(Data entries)
________________
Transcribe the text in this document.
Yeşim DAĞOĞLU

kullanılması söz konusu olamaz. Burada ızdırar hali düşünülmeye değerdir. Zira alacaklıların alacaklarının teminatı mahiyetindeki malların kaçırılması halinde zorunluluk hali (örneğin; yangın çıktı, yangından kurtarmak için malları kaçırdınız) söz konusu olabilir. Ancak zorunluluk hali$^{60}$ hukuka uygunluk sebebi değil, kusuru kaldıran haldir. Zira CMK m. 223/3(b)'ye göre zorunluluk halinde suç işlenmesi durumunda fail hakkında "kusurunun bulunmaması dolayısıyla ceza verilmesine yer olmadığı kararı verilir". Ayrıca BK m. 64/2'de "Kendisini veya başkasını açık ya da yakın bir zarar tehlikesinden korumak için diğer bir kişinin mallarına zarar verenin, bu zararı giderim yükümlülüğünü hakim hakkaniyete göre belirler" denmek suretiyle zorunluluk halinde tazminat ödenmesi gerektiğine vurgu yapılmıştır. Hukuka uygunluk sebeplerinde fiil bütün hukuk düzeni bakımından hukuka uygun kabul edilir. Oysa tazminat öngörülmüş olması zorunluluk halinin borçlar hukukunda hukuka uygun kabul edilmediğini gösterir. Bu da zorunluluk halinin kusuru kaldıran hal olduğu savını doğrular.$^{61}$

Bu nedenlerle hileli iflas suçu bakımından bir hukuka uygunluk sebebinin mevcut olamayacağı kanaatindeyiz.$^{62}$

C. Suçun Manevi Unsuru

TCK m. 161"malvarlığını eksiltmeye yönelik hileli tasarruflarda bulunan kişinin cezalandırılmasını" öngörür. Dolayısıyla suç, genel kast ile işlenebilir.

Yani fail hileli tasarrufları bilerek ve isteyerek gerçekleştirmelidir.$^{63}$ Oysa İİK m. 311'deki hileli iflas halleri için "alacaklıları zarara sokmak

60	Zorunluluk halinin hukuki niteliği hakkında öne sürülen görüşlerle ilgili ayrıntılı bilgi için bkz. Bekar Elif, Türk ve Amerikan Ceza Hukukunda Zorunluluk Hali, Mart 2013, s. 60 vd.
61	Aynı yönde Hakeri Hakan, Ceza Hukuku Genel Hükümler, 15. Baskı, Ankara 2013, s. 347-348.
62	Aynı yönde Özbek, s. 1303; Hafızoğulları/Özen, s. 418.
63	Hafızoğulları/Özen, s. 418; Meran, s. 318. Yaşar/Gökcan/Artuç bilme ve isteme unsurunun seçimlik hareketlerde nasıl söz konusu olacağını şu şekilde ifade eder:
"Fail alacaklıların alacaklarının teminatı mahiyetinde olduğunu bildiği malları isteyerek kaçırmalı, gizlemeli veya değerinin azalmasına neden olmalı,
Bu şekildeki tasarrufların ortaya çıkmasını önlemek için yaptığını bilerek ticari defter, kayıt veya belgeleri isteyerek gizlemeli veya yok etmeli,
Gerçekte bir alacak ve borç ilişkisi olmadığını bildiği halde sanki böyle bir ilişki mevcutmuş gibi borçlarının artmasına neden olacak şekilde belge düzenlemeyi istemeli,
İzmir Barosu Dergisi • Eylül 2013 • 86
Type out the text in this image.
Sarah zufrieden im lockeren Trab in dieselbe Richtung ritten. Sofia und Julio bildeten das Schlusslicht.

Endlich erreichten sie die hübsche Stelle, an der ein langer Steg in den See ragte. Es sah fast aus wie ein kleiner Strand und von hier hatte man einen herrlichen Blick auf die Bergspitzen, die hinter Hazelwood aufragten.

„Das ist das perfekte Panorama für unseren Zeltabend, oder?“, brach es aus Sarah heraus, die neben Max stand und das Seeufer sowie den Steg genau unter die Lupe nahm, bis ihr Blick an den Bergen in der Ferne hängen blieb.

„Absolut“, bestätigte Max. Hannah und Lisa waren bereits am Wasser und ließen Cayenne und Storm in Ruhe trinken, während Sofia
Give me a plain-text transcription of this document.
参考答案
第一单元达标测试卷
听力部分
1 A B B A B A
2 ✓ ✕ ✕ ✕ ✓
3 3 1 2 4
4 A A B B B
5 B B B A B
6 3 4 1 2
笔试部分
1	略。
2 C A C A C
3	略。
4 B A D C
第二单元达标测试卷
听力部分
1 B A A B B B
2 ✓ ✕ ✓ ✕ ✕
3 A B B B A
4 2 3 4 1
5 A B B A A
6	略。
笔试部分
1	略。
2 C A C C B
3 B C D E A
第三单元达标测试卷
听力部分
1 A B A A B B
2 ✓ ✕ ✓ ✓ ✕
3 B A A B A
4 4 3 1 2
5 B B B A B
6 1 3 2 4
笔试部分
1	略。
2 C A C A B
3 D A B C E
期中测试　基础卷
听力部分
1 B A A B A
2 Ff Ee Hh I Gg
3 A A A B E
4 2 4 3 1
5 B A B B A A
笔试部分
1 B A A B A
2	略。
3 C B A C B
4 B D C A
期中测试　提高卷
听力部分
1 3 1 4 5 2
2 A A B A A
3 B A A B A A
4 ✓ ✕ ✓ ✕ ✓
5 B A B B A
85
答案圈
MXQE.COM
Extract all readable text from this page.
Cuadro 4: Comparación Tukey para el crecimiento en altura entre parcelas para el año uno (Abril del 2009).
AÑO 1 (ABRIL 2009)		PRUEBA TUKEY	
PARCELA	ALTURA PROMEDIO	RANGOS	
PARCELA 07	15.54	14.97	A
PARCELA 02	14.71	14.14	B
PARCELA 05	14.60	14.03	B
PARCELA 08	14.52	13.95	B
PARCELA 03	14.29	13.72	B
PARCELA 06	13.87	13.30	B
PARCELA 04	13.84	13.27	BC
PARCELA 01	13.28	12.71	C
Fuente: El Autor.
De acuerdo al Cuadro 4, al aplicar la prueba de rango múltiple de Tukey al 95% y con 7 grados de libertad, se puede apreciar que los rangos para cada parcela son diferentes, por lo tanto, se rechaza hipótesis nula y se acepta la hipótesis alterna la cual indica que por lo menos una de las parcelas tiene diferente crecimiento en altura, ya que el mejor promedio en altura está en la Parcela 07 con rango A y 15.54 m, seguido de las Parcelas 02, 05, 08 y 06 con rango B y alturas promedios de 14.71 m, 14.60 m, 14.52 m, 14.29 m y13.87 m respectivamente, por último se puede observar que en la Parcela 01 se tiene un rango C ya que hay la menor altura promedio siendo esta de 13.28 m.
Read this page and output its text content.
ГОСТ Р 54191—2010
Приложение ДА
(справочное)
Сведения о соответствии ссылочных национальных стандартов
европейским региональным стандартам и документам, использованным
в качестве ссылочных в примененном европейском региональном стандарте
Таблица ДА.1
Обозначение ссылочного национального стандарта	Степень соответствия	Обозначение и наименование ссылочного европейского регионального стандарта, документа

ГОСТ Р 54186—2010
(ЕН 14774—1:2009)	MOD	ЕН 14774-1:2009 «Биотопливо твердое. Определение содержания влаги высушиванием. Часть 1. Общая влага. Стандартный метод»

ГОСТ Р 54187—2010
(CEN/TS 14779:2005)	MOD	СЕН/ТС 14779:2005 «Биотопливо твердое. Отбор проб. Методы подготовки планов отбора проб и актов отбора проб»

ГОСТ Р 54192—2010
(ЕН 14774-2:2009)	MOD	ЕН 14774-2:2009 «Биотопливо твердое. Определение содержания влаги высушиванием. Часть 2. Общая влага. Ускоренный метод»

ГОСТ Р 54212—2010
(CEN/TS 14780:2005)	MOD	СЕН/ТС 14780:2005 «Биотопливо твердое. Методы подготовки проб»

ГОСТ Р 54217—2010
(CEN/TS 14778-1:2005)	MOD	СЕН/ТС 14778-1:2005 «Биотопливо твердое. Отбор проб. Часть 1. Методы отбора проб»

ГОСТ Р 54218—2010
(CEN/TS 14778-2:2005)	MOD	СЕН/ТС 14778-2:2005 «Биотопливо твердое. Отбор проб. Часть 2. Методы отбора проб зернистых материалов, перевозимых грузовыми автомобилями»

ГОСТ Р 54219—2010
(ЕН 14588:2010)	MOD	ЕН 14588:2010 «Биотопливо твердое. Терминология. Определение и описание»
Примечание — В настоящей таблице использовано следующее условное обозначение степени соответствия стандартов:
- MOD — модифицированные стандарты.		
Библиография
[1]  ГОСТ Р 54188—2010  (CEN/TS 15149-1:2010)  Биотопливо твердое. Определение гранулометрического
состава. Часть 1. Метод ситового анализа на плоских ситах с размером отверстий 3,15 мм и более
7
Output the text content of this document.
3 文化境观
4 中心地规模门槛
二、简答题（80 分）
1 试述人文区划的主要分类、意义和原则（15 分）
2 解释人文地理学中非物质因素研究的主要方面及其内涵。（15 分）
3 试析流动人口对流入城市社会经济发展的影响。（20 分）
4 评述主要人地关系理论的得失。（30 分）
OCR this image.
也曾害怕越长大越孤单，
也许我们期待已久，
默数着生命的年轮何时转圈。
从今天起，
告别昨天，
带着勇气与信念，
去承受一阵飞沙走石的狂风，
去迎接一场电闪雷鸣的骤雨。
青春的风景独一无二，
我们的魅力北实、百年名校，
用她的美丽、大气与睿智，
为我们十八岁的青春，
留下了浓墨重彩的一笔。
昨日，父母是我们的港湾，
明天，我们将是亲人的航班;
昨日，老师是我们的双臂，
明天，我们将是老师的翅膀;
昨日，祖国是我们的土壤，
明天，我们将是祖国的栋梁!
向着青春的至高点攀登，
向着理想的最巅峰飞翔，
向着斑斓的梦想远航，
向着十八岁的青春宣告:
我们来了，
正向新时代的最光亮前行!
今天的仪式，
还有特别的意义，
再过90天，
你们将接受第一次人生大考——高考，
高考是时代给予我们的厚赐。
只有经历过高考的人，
________________
■ **WHAT THE TASK ASKS**
Using the records given above, list every line that includes the word "document".

■ **ANSWER FOR THIS EXERCISE**
Transcribe the text in this document.
Give me a plain-text transcription of this document.
Output the text content of this document.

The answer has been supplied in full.